> [Problem to work on]
Show all lines that include the string "frac"; copy each one.

> [Data records]
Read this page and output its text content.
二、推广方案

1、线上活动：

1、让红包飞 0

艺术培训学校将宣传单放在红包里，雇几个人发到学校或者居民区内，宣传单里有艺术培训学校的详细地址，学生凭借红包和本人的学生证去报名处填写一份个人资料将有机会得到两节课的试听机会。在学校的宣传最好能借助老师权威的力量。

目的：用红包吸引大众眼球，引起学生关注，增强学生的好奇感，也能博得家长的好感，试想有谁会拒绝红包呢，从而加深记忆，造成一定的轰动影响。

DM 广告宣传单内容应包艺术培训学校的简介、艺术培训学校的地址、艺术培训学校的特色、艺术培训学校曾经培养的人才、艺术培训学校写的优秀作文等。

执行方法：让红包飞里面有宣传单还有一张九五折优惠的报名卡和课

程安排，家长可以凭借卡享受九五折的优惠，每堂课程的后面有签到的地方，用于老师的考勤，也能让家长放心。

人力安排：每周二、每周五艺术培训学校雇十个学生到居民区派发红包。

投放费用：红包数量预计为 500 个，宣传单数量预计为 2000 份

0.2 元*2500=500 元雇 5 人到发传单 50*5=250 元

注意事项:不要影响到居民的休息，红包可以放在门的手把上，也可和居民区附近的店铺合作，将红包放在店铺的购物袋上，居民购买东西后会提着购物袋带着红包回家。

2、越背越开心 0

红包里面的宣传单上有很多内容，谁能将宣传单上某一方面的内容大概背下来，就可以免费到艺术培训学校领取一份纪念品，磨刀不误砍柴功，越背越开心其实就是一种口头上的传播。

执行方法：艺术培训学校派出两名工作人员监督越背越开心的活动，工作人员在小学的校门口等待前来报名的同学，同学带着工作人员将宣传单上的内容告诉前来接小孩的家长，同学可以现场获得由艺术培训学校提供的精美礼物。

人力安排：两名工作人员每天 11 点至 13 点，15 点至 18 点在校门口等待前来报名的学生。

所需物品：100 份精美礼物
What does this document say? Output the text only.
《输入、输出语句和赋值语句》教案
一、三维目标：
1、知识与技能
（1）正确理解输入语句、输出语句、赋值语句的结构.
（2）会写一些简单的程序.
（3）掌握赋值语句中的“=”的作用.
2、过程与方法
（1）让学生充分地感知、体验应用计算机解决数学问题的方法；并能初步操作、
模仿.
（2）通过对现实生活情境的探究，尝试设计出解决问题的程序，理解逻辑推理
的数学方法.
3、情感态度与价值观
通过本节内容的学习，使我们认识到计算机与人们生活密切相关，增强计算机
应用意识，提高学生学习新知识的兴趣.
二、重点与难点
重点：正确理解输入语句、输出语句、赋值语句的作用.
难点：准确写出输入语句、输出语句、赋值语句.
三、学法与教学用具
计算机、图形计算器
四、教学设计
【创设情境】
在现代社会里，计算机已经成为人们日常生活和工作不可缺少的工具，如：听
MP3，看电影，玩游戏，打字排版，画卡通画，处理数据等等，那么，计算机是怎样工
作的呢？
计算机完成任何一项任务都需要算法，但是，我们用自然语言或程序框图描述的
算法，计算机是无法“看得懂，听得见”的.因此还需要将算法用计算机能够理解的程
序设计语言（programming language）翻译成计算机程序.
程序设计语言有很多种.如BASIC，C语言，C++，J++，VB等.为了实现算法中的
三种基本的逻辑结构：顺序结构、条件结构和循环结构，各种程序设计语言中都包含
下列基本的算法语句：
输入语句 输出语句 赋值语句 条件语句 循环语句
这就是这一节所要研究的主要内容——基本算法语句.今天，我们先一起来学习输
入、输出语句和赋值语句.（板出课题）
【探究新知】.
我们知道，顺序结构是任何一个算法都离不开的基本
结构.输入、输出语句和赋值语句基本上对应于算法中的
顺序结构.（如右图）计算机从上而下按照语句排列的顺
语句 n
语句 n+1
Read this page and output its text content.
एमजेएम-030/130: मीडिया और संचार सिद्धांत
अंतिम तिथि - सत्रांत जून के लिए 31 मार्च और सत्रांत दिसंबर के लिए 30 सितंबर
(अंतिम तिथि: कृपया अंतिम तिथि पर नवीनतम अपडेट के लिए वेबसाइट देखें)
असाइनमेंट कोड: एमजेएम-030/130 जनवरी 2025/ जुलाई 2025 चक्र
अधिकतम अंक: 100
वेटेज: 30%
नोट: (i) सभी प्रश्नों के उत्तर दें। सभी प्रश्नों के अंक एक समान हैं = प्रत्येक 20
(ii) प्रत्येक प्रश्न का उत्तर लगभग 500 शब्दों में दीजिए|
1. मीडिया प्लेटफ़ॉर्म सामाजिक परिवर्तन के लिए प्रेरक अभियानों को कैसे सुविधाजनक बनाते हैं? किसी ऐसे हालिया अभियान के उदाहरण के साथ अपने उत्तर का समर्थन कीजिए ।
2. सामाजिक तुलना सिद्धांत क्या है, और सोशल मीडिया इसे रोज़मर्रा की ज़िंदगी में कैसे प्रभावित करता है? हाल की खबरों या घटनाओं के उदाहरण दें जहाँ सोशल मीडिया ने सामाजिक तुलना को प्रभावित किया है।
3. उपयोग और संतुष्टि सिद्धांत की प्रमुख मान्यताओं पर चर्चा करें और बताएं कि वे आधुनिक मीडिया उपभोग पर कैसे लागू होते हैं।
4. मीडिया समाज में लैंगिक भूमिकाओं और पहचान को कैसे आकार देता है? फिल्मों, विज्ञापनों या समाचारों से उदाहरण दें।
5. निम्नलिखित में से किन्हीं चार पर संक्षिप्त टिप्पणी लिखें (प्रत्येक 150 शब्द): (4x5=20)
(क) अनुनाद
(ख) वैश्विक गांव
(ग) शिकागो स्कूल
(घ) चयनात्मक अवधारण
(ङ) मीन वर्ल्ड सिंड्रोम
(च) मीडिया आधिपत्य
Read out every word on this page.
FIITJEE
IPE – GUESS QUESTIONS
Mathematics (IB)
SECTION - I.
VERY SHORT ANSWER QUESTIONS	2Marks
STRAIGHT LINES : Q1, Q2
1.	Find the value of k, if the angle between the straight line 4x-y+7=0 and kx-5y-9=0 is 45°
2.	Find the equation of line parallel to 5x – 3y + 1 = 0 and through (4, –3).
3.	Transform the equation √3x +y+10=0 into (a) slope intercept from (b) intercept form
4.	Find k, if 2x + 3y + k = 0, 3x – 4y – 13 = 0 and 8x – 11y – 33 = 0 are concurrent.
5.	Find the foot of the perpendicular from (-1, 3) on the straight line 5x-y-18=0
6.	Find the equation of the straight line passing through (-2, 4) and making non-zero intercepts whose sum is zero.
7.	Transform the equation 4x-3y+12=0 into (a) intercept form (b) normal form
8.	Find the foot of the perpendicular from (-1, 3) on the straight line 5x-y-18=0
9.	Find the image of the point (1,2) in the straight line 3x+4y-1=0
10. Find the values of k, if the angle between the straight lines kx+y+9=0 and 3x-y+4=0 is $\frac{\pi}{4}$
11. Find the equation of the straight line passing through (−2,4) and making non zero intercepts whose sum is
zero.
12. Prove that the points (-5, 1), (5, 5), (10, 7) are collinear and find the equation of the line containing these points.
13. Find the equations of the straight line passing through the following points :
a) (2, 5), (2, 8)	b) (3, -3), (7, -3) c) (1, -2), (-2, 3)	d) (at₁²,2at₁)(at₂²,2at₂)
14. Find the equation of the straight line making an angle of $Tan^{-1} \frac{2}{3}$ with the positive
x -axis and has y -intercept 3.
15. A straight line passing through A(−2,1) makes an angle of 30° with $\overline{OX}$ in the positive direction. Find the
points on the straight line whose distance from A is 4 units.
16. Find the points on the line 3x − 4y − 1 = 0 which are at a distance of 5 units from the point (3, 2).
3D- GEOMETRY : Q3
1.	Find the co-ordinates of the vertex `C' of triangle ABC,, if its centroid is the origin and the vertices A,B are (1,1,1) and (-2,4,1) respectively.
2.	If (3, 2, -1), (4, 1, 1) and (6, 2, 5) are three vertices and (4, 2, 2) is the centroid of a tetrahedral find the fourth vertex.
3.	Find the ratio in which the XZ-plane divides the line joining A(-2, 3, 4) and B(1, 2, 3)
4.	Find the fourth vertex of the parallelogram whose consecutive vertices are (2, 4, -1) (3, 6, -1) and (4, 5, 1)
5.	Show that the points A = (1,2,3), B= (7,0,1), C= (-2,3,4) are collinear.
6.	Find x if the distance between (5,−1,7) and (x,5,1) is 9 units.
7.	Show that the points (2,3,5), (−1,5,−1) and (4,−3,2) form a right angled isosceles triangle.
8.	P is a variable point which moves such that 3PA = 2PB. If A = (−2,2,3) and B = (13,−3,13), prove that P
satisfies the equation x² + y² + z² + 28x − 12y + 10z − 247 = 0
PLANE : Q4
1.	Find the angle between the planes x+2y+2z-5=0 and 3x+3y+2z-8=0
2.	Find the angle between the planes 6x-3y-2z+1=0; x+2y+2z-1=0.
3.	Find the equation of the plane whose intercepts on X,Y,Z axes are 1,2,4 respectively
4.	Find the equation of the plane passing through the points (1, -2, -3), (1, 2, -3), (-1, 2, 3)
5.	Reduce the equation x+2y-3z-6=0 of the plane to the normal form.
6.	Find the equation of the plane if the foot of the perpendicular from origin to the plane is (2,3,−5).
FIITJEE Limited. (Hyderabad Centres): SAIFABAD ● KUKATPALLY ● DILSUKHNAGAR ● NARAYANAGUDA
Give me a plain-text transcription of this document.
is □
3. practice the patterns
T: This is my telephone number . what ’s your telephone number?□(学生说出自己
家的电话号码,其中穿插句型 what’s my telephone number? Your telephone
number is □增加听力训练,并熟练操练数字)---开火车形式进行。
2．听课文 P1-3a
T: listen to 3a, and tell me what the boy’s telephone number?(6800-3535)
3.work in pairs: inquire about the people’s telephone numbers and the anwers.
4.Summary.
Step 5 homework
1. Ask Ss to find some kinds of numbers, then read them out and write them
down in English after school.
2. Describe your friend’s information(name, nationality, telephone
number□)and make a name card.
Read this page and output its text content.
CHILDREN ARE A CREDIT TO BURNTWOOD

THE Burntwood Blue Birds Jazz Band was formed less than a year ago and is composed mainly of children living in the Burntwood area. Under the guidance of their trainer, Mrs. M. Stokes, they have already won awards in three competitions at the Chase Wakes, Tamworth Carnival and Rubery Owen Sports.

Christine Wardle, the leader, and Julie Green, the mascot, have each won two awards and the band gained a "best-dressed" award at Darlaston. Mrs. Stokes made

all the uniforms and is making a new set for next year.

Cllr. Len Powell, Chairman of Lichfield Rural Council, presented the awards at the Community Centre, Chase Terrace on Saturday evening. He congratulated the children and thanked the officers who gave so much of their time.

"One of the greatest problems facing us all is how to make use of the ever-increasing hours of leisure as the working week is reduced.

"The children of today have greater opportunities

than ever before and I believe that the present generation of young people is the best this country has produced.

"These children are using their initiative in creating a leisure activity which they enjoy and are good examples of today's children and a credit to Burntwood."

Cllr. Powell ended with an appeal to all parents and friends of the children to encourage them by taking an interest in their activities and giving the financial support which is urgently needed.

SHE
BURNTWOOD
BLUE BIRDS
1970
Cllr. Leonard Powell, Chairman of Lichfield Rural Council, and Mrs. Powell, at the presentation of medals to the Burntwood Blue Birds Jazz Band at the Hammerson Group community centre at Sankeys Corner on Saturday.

> [Written answer]
10. Find the values of k, if the angle between the straight lines kx+y+9=0 and 3x-y+4=0 is $\frac{\pi}{4}$
14. Find the equation of the straight line making an angle of $Tan^{-1} \frac{2}{3}$ with the positive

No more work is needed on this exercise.